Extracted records
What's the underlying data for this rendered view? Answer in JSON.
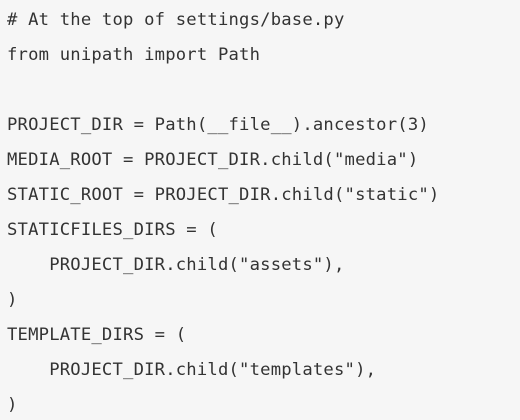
{
  "code": {
    "lines": [
      "# At the top of settings/base.py",
      "from unipath import Path",
      "",
      "PROJECT_DIR = Path(__file__).ancestor(3)",
      "MEDIA_ROOT = PROJECT_DIR.child(\"media\")",
      "STATIC_ROOT = PROJECT_DIR.child(\"static\")",
      "STATICFILES_DIRS = (",
      "    PROJECT_DIR.child(\"assets\"),",
      ")",
      "TEMPLATE_DIRS = (",
      "    PROJECT_DIR.child(\"templates\"),",
      ")"
    ]
  }
}
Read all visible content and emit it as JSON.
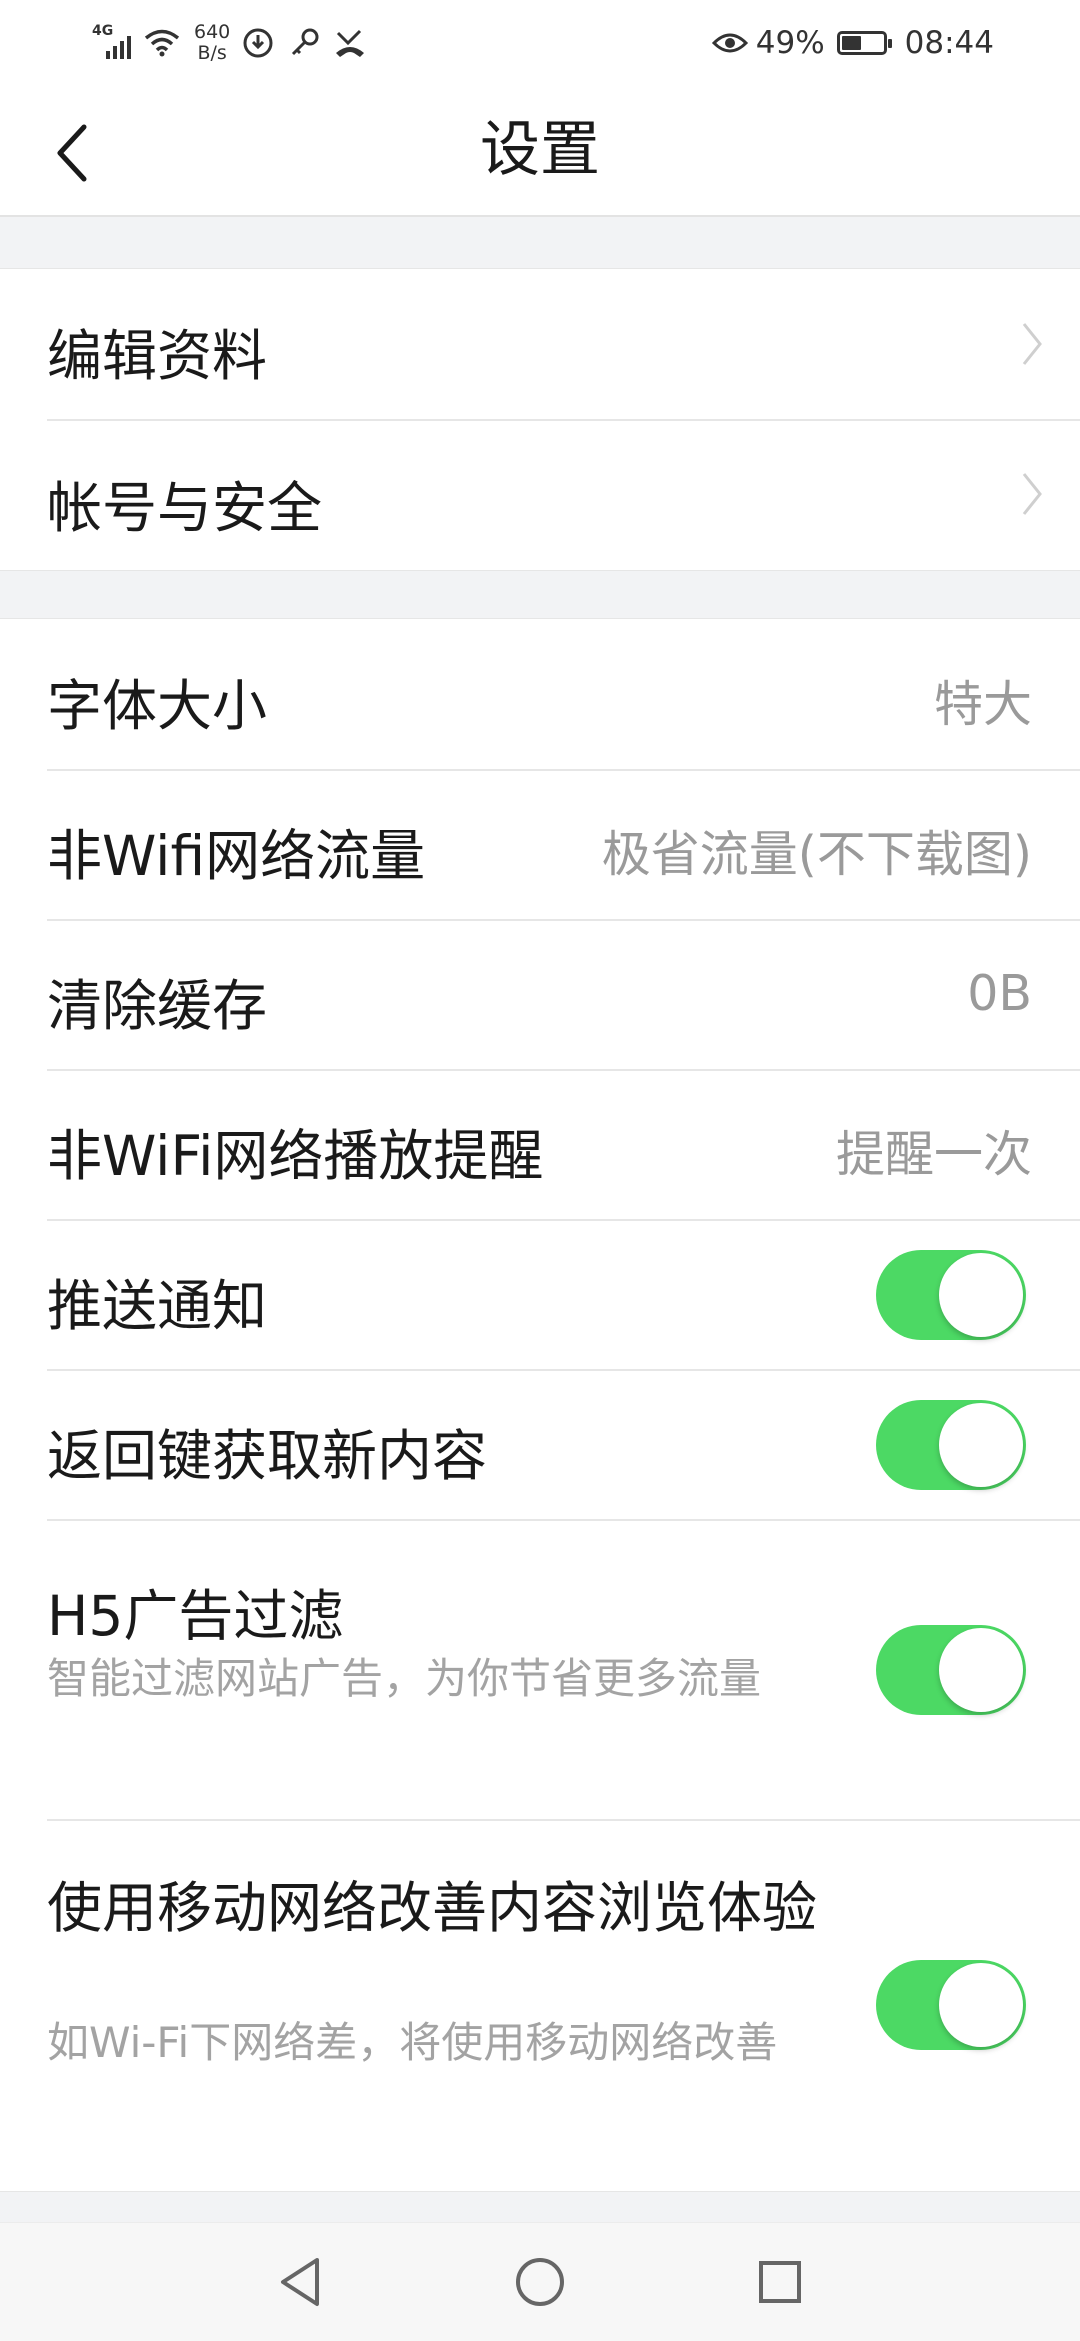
{
  "status_bar": {
    "network": "4G",
    "speed_value": "640",
    "speed_unit": "B/s",
    "battery_percent": "49%",
    "battery_level": 0.49,
    "time": "08:44",
    "icons": [
      "signal-icon",
      "wifi-icon",
      "data-saver-icon",
      "key-icon",
      "missed-call-icon",
      "eye-comfort-icon",
      "battery-icon"
    ]
  },
  "header": {
    "title": "设置"
  },
  "group1": [
    {
      "label": "编辑资料"
    },
    {
      "label": "帐号与安全"
    }
  ],
  "group2": {
    "font_size": {
      "label": "字体大小",
      "value": "特大"
    },
    "mobile_data": {
      "label": "非Wifi网络流量",
      "value": "极省流量(不下载图)"
    },
    "clear_cache": {
      "label": "清除缓存",
      "value": "0B"
    },
    "play_reminder": {
      "label": "非WiFi网络播放提醒",
      "value": "提醒一次"
    },
    "push": {
      "label": "推送通知",
      "on": true
    },
    "back_refresh": {
      "label": "返回键获取新内容",
      "on": true
    },
    "ad_filter": {
      "label": "H5广告过滤",
      "sub": "智能过滤网站广告，为你节省更多流量",
      "on": true
    },
    "mobile_assist": {
      "label": "使用移动网络改善内容浏览体验",
      "sub": "如Wi-Fi下网络差，将使用移动网络改善",
      "on": true
    }
  },
  "colors": {
    "toggle_on": "#4cd964",
    "background": "#f2f3f5"
  }
}
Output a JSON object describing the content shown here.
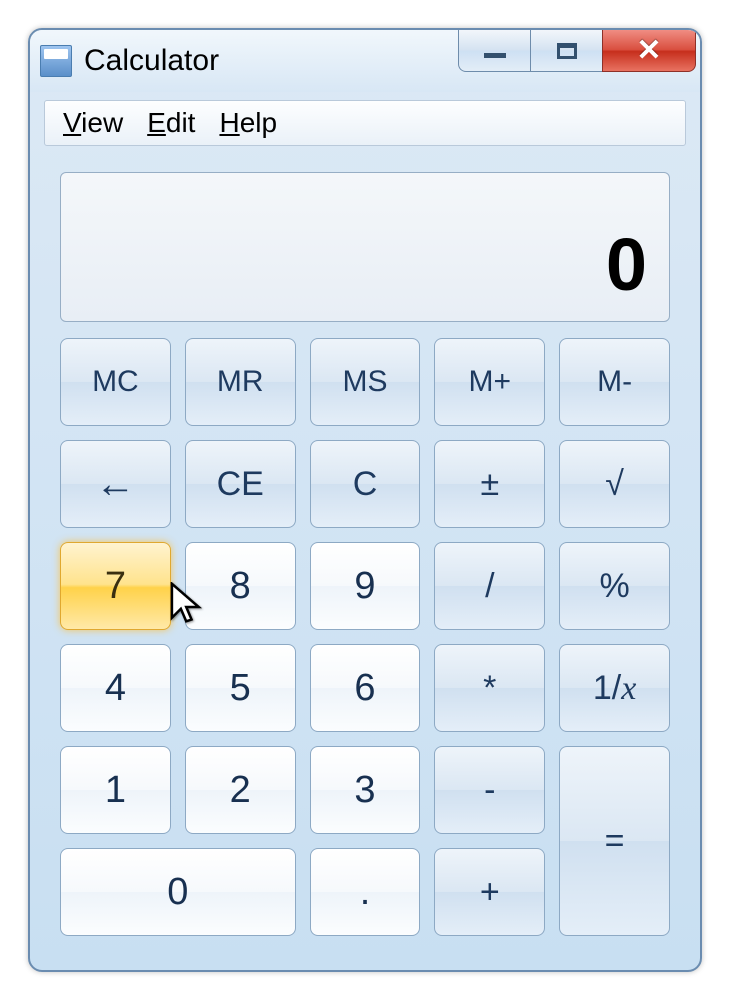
{
  "window": {
    "title": "Calculator"
  },
  "menu": {
    "view": "View",
    "edit": "Edit",
    "help": "Help"
  },
  "display": {
    "value": "0"
  },
  "buttons": {
    "mc": "MC",
    "mr": "MR",
    "ms": "MS",
    "mplus": "M+",
    "mminus": "M-",
    "back": "←",
    "ce": "CE",
    "c": "C",
    "pm": "±",
    "sqrt": "√",
    "n7": "7",
    "n8": "8",
    "n9": "9",
    "div": "/",
    "pct": "%",
    "n4": "4",
    "n5": "5",
    "n6": "6",
    "mul": "*",
    "recip": "1/x",
    "n1": "1",
    "n2": "2",
    "n3": "3",
    "sub": "-",
    "eq": "=",
    "n0": "0",
    "dot": ".",
    "add": "+"
  }
}
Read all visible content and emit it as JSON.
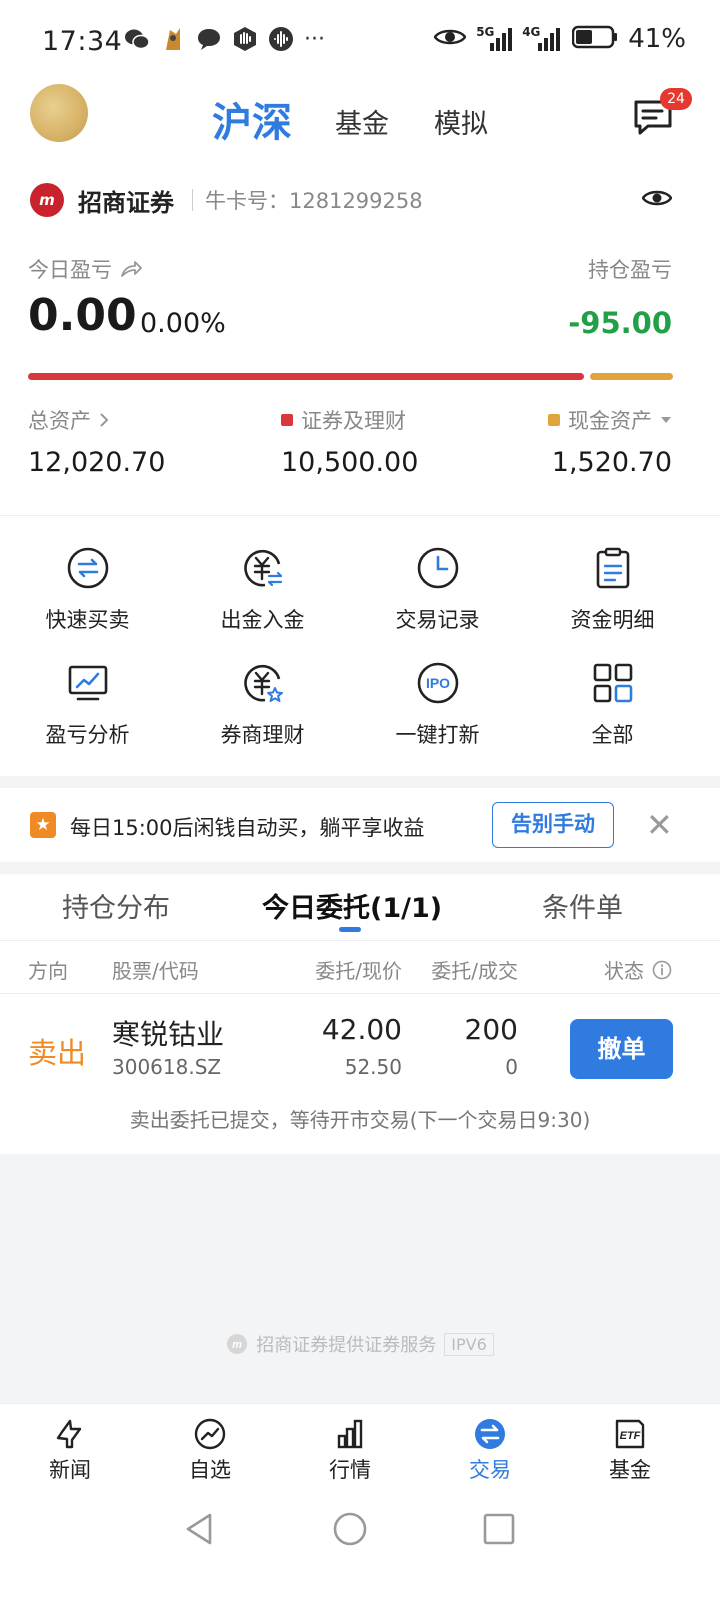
{
  "status_bar": {
    "time": "17:34",
    "network_1": "5G",
    "network_2": "4G",
    "battery": "41%",
    "more": "···"
  },
  "header": {
    "tabs": [
      "沪深",
      "基金",
      "模拟"
    ],
    "active_tab": "沪深",
    "message_badge": "24",
    "accent": "#2f7be0"
  },
  "broker": {
    "logo_text": "m",
    "name": "招商证券",
    "account_label": "牛卡号：1281299258"
  },
  "pnl": {
    "today_label": "今日盈亏",
    "today_value": "0.00",
    "today_pct": "0.00%",
    "hold_label": "持仓盈亏",
    "hold_value": "-95.00",
    "hold_color": "#22a047"
  },
  "assets": {
    "total_label": "总资产",
    "total_value": "12,020.70",
    "securities_label": "证券及理财",
    "securities_value": "10,500.00",
    "cash_label": "现金资产",
    "cash_value": "1,520.70",
    "securities_color": "#d9363e",
    "cash_color": "#e0a43a"
  },
  "grid": [
    {
      "label": "快速买卖",
      "icon": "quick-trade-icon"
    },
    {
      "label": "出金入金",
      "icon": "transfer-funds-icon"
    },
    {
      "label": "交易记录",
      "icon": "clock-icon"
    },
    {
      "label": "资金明细",
      "icon": "clipboard-icon"
    },
    {
      "label": "盈亏分析",
      "icon": "chart-monitor-icon"
    },
    {
      "label": "券商理财",
      "icon": "yuan-star-icon"
    },
    {
      "label": "一键打新",
      "icon": "ipo-icon"
    },
    {
      "label": "全部",
      "icon": "grid-icon"
    }
  ],
  "banner": {
    "text": "每日15:00后闲钱自动买，躺平享收益",
    "button": "告别手动"
  },
  "order_tabs": [
    "持仓分布",
    "今日委托(1/1)",
    "条件单"
  ],
  "table_headers": {
    "direction": "方向",
    "stock": "股票/代码",
    "price": "委托/现价",
    "qty": "委托/成交",
    "status": "状态"
  },
  "order": {
    "direction": "卖出",
    "name": "寒锐钴业",
    "code": "300618.SZ",
    "order_price": "42.00",
    "current_price": "52.50",
    "order_qty": "200",
    "filled_qty": "0",
    "cancel_button": "撤单",
    "note": "卖出委托已提交，等待开市交易(下一个交易日9:30)"
  },
  "footer": {
    "text": "招商证券提供证券服务",
    "ipv6": "IPV6"
  },
  "bottom_nav": [
    {
      "label": "新闻",
      "icon": "news-icon"
    },
    {
      "label": "自选",
      "icon": "watchlist-icon"
    },
    {
      "label": "行情",
      "icon": "market-icon"
    },
    {
      "label": "交易",
      "icon": "trade-icon",
      "active": true
    },
    {
      "label": "基金",
      "icon": "etf-icon"
    }
  ]
}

## Exercise task
Leave out the pictures and copy every record above exactly.

## Final result
What's the underlying data for this rendered view? Answer in JSON.
{
  "code": {
    "lines": [
      "# At the top of settings/base.py",
      "from unipath import Path",
      "",
      "PROJECT_DIR = Path(__file__).ancestor(3)",
      "MEDIA_ROOT = PROJECT_DIR.child(\"media\")",
      "STATIC_ROOT = PROJECT_DIR.child(\"static\")",
      "STATICFILES_DIRS = (",
      "    PROJECT_DIR.child(\"assets\"),",
      ")",
      "TEMPLATE_DIRS = (",
      "    PROJECT_DIR.child(\"templates\"),",
      ")"
    ]
  }
}
Read all visible content and emit it as JSON.
{
  "status_bar": {
    "network": "4G",
    "speed_value": "640",
    "speed_unit": "B/s",
    "battery_percent": "49%",
    "battery_level": 0.49,
    "time": "08:44",
    "icons": [
      "signal-icon",
      "wifi-icon",
      "data-saver-icon",
      "key-icon",
      "missed-call-icon",
      "eye-comfort-icon",
      "battery-icon"
    ]
  },
  "header": {
    "title": "设置"
  },
  "group1": [
    {
      "label": "编辑资料"
    },
    {
      "label": "帐号与安全"
    }
  ],
  "group2": {
    "font_size": {
      "label": "字体大小",
      "value": "特大"
    },
    "mobile_data": {
      "label": "非Wifi网络流量",
      "value": "极省流量(不下载图)"
    },
    "clear_cache": {
      "label": "清除缓存",
      "value": "0B"
    },
    "play_reminder": {
      "label": "非WiFi网络播放提醒",
      "value": "提醒一次"
    },
    "push": {
      "label": "推送通知",
      "on": true
    },
    "back_refresh": {
      "label": "返回键获取新内容",
      "on": true
    },
    "ad_filter": {
      "label": "H5广告过滤",
      "sub": "智能过滤网站广告，为你节省更多流量",
      "on": true
    },
    "mobile_assist": {
      "label": "使用移动网络改善内容浏览体验",
      "sub": "如Wi-Fi下网络差，将使用移动网络改善",
      "on": true
    }
  },
  "colors": {
    "toggle_on": "#4cd964",
    "background": "#f2f3f5"
  }
}
Output a JSON object describing the content shown here.
{
  "window": {
    "title": "Calculator"
  },
  "menu": {
    "view": "View",
    "edit": "Edit",
    "help": "Help"
  },
  "display": {
    "value": "0"
  },
  "buttons": {
    "mc": "MC",
    "mr": "MR",
    "ms": "MS",
    "mplus": "M+",
    "mminus": "M-",
    "back": "←",
    "ce": "CE",
    "c": "C",
    "pm": "±",
    "sqrt": "√",
    "n7": "7",
    "n8": "8",
    "n9": "9",
    "div": "/",
    "pct": "%",
    "n4": "4",
    "n5": "5",
    "n6": "6",
    "mul": "*",
    "recip": "1/x",
    "n1": "1",
    "n2": "2",
    "n3": "3",
    "sub": "-",
    "eq": "=",
    "n0": "0",
    "dot": ".",
    "add": "+"
  }
}
Read all visible content and emit it as JSON.
{
  "status_bar": {
    "time": "17:34",
    "network_1": "5G",
    "network_2": "4G",
    "battery": "41%",
    "more": "···"
  },
  "header": {
    "tabs": [
      "沪深",
      "基金",
      "模拟"
    ],
    "active_tab": "沪深",
    "message_badge": "24",
    "accent": "#2f7be0"
  },
  "broker": {
    "logo_text": "m",
    "name": "招商证券",
    "account_label": "牛卡号：1281299258"
  },
  "pnl": {
    "today_label": "今日盈亏",
    "today_value": "0.00",
    "today_pct": "0.00%",
    "hold_label": "持仓盈亏",
    "hold_value": "-95.00",
    "hold_color": "#22a047"
  },
  "assets": {
    "total_label": "总资产",
    "total_value": "12,020.70",
    "securities_label": "证券及理财",
    "securities_value": "10,500.00",
    "cash_label": "现金资产",
    "cash_value": "1,520.70",
    "securities_color": "#d9363e",
    "cash_color": "#e0a43a"
  },
  "grid": [
    {
      "label": "快速买卖",
      "icon": "quick-trade-icon"
    },
    {
      "label": "出金入金",
      "icon": "transfer-funds-icon"
    },
    {
      "label": "交易记录",
      "icon": "clock-icon"
    },
    {
      "label": "资金明细",
      "icon": "clipboard-icon"
    },
    {
      "label": "盈亏分析",
      "icon": "chart-monitor-icon"
    },
    {
      "label": "券商理财",
      "icon": "yuan-star-icon"
    },
    {
      "label": "一键打新",
      "icon": "ipo-icon"
    },
    {
      "label": "全部",
      "icon": "grid-icon"
    }
  ],
  "banner": {
    "text": "每日15:00后闲钱自动买，躺平享收益",
    "button": "告别手动"
  },
  "order_tabs": [
    "持仓分布",
    "今日委托(1/1)",
    "条件单"
  ],
  "table_headers": {
    "direction": "方向",
    "stock": "股票/代码",
    "price": "委托/现价",
    "qty": "委托/成交",
    "status": "状态"
  },
  "order": {
    "direction": "卖出",
    "name": "寒锐钴业",
    "code": "300618.SZ",
    "order_price": "42.00",
    "current_price": "52.50",
    "order_qty": "200",
    "filled_qty": "0",
    "cancel_button": "撤单",
    "note": "卖出委托已提交，等待开市交易(下一个交易日9:30)"
  },
  "footer": {
    "text": "招商证券提供证券服务",
    "ipv6": "IPV6"
  },
  "bottom_nav": [
    {
      "label": "新闻",
      "icon": "news-icon"
    },
    {
      "label": "自选",
      "icon": "watchlist-icon"
    },
    {
      "label": "行情",
      "icon": "market-icon"
    },
    {
      "label": "交易",
      "icon": "trade-icon",
      "active": true
    },
    {
      "label": "基金",
      "icon": "etf-icon"
    }
  ]
}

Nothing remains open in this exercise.